_TASKS_
(a) According to the multitasking page, why did serving one client per thread carry a cost for engineers facing the C10K problem? Answer in one to three sentences.
(b) Answer these questions from the multitasking page:
(i) How many concurrent requests did the C10K problem call for handling?
(ii) Which projects are named as implementing the asynchronous I/O approach?
(iii) Which class does the Processes example import from multiprocessing?
(c) Write the next part of the multitasking page, picking up after its final line.

_SELECTION_
'''
Multitasking

Introduction

It’s all about doing multiple things at the same time.

Multitasking involves handling multiple task simultaneously. By understanding multitasking, you can optimize software to leverage available hardware efficiently.

In web servers

Traditionally, a server handles one request at a time, leaving others waiting. To scale, servers spawn multiple copies, each still handling only one request at a time.

In the early 2000s, as web traffic surged, engineers encountered the C10K problem problem, requiring solution to handle 10000 concurrent requests efficiently. They explored two options:

Asynchronous I/O: utilize single-threaded asynchronous I/O, relying on Operating System support to trigger I/O operations, and notify later once completed, allowing serving others simultaneously.
Multi-threading: Serve one client per thread, but with increased resource consumption, as each thread allocates a portion of memory for its stack, and spends some CPU cycles in context switching, which in the hardware of that era was a matter of big concern.

Projects like NGINX, Node.js, and Twisted emerged, implementing the asynchronous I/O approach.

Options

Let’s explore multitasking options in Python.

⚙️ CPU-bound functions: Involve mathematical operations or iterating over large data sets.

def cpu_bound_function():
  i = 0
  while i < 999_999_999:
    i += 1
  return i

🌐 I/O-bound functions: Involve reading from or writing to a file, network, or database.

def io_bound_function():
  response = requests.get("https://veryslowsite.com/")
  return response

Threads

Good for 🌐 I/O-bound functions

Threads are akin to multiple lanes on a highway, allowing independent paths for tasks to proceed simultaneously. They are commonly used for multitasking, particularly suitable for handling I/O.bound functions.

Threads are efficient for tasks involving I/O operations but may not fully utilize multi-core processors for ⚙️ CPU-bound functions due to Python’s design limitations.

from threading import Thread

def get_data():
  result = database.query()
  return result

def send_mail():
  result = mailer.send()
  return result

t1 = Thread(target=get_data)
t2 = Thread(target=send_mail)

t1.start()
t2.start()

t1.join()
t2.join()

Processes

Good for ⚙️ CPU-bound functions

Python processes allow functions to run in a separate process, leveraging all available CPU cores. This approach bypasses Python’s limitations and maximizes CPU initialization, making it suitable for CPU-bound tasks

from multiprocessing import Process

def calculate_fibonacci():
  result = fibonacci(100)
  return result

def calculate_pi():
  result = digits_of_pi(100)
  return result

p1 = Process(target=calculate_fibonacci)
p2 = Process(target=calculate_pi)

p1.start()
p2.start()

p1.join()
p2.join()
'''
Listings of boxed layout items:
'''
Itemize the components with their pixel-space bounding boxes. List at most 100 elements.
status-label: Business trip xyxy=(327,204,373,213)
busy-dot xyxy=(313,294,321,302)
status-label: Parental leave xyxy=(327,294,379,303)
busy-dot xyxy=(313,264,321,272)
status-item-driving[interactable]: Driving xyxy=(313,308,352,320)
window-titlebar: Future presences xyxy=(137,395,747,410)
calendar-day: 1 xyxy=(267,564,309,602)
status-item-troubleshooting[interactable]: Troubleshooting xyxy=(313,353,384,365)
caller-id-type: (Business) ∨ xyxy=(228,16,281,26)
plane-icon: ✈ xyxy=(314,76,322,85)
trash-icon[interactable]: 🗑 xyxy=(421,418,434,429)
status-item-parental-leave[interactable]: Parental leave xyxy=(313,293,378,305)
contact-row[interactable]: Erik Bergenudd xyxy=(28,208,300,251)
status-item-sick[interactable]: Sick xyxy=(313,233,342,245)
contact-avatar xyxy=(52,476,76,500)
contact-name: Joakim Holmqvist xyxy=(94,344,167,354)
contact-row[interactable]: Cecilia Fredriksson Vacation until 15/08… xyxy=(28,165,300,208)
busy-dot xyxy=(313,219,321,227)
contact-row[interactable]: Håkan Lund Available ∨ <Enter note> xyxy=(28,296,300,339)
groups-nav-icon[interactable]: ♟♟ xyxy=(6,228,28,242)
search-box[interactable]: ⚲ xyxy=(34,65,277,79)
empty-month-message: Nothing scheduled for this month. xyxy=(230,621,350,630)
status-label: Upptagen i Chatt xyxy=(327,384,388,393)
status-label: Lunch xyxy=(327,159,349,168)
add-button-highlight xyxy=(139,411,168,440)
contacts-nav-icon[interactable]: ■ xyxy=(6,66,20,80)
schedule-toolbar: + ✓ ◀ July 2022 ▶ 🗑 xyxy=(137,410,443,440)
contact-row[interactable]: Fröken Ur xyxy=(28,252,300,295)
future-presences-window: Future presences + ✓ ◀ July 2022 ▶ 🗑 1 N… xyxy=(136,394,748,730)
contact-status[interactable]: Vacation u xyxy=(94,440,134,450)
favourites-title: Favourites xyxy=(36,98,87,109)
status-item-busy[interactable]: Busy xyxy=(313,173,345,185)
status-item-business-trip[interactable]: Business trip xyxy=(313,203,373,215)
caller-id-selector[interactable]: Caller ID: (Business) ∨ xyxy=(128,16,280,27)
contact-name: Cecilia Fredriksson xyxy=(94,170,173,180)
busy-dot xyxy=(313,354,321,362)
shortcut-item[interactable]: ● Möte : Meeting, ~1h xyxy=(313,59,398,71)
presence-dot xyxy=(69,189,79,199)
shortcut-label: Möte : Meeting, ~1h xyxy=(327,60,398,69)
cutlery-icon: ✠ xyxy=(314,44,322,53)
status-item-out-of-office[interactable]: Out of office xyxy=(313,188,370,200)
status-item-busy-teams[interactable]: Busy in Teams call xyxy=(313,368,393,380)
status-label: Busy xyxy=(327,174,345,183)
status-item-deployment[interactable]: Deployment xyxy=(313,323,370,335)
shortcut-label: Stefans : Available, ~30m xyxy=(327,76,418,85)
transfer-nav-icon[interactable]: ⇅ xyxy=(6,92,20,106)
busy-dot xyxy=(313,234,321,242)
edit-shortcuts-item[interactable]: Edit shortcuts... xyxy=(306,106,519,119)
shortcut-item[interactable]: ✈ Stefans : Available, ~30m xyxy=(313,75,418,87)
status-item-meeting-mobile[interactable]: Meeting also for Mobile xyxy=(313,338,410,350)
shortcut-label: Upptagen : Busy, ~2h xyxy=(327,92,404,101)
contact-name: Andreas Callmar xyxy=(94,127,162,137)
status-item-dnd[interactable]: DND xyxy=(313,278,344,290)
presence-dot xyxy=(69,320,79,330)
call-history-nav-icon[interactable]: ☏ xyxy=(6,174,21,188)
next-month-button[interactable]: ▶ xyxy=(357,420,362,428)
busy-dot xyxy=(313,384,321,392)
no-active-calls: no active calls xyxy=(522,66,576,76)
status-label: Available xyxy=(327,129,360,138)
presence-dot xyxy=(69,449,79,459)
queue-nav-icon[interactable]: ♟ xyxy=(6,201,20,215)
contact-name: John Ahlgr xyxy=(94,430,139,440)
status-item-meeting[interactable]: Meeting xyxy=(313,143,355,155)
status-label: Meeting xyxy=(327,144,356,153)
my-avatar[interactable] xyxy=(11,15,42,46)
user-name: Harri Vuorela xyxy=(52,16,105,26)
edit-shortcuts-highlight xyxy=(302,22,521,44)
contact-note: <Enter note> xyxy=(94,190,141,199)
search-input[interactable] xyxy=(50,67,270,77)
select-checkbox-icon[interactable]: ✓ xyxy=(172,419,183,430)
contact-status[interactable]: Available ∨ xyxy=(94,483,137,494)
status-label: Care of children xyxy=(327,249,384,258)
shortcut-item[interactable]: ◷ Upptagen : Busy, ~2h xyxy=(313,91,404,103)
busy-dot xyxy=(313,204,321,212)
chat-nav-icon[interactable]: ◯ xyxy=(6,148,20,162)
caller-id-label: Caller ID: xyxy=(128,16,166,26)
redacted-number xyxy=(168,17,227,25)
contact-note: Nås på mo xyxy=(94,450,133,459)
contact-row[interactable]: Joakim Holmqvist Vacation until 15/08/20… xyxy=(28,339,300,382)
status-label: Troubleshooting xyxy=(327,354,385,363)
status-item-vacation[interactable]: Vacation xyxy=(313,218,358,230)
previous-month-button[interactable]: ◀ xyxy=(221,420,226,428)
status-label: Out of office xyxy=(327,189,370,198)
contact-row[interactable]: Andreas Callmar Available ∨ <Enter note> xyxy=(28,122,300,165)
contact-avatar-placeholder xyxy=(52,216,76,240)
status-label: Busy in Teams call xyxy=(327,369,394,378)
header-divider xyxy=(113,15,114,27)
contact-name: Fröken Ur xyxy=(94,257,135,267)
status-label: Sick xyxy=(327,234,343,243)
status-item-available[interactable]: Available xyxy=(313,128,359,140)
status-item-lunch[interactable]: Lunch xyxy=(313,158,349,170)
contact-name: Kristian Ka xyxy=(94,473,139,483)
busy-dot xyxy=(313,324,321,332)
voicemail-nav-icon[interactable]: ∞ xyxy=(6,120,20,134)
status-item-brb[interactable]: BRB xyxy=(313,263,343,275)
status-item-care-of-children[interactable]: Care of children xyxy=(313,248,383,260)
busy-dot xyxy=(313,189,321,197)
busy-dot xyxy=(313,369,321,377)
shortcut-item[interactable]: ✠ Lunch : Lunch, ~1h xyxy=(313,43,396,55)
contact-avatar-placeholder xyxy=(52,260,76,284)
'''
_ANSWERS TO EACH TASK_
(a) Each thread allocates a portion of memory for its stack and spends some CPU cycles on context switching, which increases resource consumption. On the hardware of that era, this was a matter of big concern.

(b)
(i) 10000
(ii) NGINX, Node.js, and Twisted
(iii) Process

(c)
Async I/O

Good for 🌐 I/O-bound functions

Web applications commonly involve reading/writing to files, databases, and calling external services via HTTP requests. All of that time spent waiting for each call to complete is time wasted not processing other stuff, so here is where async I/O comes in handy to improve the throughput of an application.

Unlike threads, where the Operating System’s scheduler preemptively decides when to execute and interrupt functions, in this model functions cooperate so they’re executed one at a time, but each explicitly yields control to the next one when it has completed its work or when it is waiting for some event to occur, such as I/O completion.

import aioextensions
# ^ Fluid Attacks library with asyncio utils to simplify its usage

async def get_data():
  result = await database.query()
  # ^ This will take a while. Keep going and we'll talk later
  return result

async def send_mail():
  result = await mailer.send()
  return result

# While get_data waits for its query, send_mail will be executed
# It's doing multiple things at the same time 🙌
await aioextensions.collect([
  get_data(),
  send_mail(),
])

So, in this way of doing things, you get the benefits of multitasking without worrying about issues such as thread safety, but it also comes with its challenges.

Challenges

The main challenge of cooperative multitasking is it reliance on cooperation from all functions within the application.

In this model, each function must voluntarily yield control to other functions when it’s not actively processing work. However, if a function fails to yield control when necessary, it can cause delays in processing other requests or even lead to the entire application server becoming unresponsive.

While these issues can be identified and mitigated, they represent inherit risks in this design. In cases where reliability takes precedence over performance requirements, this model may not be the most suitable choice.

import asyncio
import aioextensions

async def get_data():
  print("get_data started")
  await asyncio.sleep(5)
  print("get_data finished")

async def send_mail():
  print("send_mail started")
  await asyncio.sleep(3)
  print("send_mail finished")

aioextensions.run(
  aioextensions.collect([
    get_data(),
    send_mail(),
  ])
)

import asyncio
import aioextensions
import time

async def get_data():
  print("get_data started")
  time.sleep(5)
  # ^ From the good old standard library, what could go wrong?
  print("get_data finished")

async def send_mail():
  print("send_mail started")
  await asyncio.sleep(3)
  print("send_mail finished")

# 😰 Oh no, get_data calls a ⌛️ blocking function
# send_mail will not even be triggered until it finishes!
aioextensions.run(
  aioextensions.collect([
    get_data(),
    send_mail(),
  ])
)

FAQ

Why was asyncio chosen for usage in our components?

Asyncio is considered a good approach for applications with numerous 🌐 I/O-bound functions.

Before 2019, our components used synchronous Python, but the decision was made to embrace asyncio to enable performance improvements.

While some components still find threads and processes more suitable for their use case, asyncio offers advantages for I/O-bound tasks.
What should I keep in mind when working on asyncio applications?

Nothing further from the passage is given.